> YOUR INSTRUCTIONS: Locate each line below that includes "اللسان" and reproduce it.

** Begin MATERIAL FOR THIS EXERCISE **

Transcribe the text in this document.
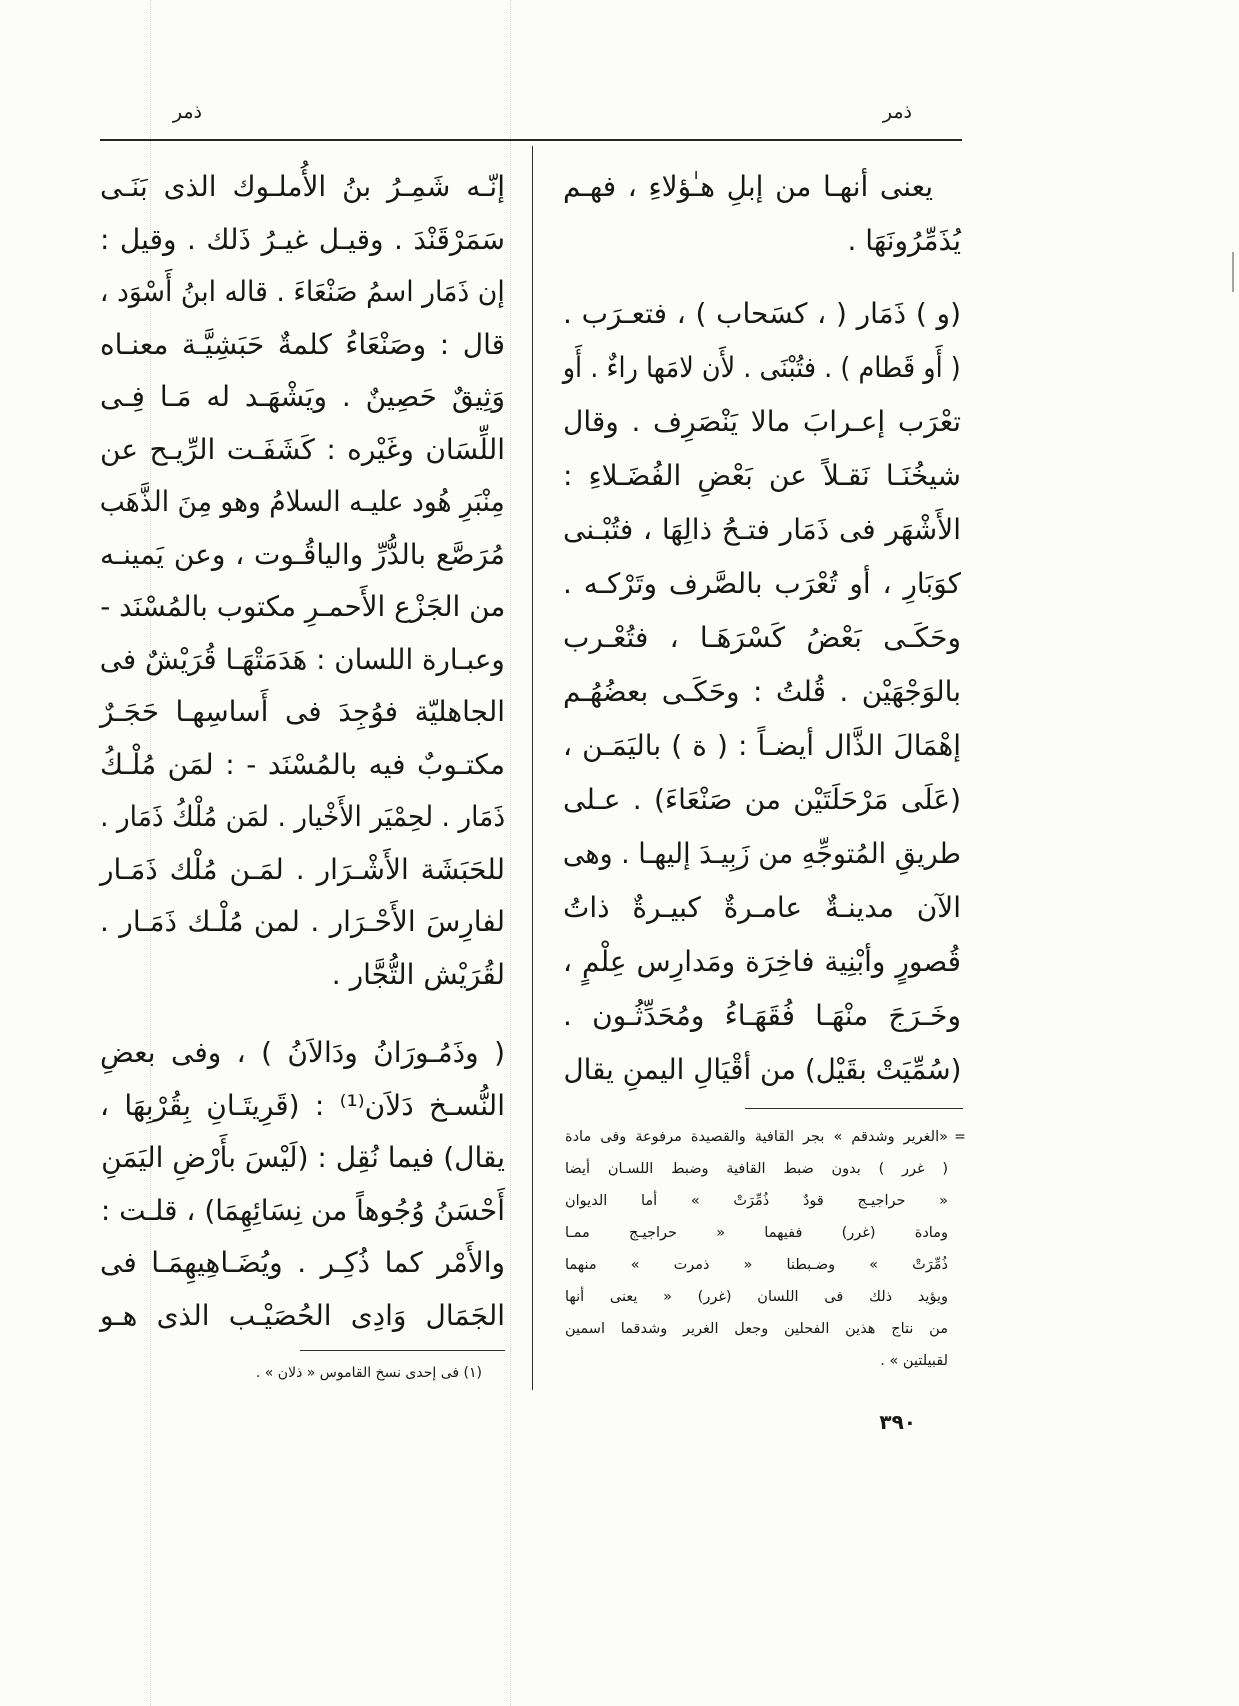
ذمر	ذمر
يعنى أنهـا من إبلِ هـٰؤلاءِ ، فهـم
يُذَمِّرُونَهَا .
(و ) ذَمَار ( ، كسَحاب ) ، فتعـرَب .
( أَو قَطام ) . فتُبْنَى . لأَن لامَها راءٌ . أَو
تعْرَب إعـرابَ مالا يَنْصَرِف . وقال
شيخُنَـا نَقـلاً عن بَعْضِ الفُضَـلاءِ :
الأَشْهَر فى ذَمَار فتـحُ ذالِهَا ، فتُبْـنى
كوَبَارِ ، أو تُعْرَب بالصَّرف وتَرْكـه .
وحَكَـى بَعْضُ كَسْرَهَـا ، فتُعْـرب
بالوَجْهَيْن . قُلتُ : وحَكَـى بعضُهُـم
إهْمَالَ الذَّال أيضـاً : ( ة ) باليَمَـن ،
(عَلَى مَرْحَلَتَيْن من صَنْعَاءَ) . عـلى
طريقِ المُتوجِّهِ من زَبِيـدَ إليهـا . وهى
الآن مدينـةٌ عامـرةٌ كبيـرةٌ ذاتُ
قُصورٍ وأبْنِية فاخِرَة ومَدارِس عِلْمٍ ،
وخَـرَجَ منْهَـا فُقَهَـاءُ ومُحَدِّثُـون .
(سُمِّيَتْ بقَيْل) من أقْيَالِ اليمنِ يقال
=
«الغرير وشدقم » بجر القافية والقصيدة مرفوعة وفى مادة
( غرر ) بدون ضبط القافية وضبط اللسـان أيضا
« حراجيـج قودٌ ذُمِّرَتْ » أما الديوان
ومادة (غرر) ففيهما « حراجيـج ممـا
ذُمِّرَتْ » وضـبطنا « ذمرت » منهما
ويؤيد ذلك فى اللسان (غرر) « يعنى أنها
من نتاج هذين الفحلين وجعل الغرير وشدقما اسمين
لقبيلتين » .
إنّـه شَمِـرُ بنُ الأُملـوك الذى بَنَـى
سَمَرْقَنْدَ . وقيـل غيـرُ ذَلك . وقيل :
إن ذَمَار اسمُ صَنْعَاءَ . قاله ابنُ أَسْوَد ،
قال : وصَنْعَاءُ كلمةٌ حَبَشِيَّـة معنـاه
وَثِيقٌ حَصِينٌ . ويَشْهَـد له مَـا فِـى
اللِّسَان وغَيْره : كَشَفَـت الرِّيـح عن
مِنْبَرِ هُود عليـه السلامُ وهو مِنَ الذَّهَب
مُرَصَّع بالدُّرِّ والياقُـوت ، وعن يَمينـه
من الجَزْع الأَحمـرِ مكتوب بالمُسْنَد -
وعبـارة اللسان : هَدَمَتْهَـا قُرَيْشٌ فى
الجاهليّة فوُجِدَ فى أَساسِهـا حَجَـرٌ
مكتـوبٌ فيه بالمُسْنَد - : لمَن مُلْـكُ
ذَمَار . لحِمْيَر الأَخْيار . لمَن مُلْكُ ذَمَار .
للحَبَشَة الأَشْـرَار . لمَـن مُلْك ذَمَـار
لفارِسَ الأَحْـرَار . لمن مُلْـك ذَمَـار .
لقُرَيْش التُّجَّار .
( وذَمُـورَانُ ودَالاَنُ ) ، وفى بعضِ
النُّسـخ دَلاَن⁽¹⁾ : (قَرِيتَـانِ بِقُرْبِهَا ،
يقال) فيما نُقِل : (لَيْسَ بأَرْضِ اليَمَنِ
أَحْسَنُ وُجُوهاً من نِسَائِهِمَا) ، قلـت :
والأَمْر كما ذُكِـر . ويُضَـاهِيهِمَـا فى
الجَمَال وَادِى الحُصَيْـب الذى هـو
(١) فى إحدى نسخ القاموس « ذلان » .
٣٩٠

** End MATERIAL FOR THIS EXERCISE **

> SOLUTION FOR THIS TASK:
ويؤيد ذلك فى اللسان (غرر) « يعنى أنها
وعبـارة اللسان : هَدَمَتْهَـا قُرَيْشٌ فى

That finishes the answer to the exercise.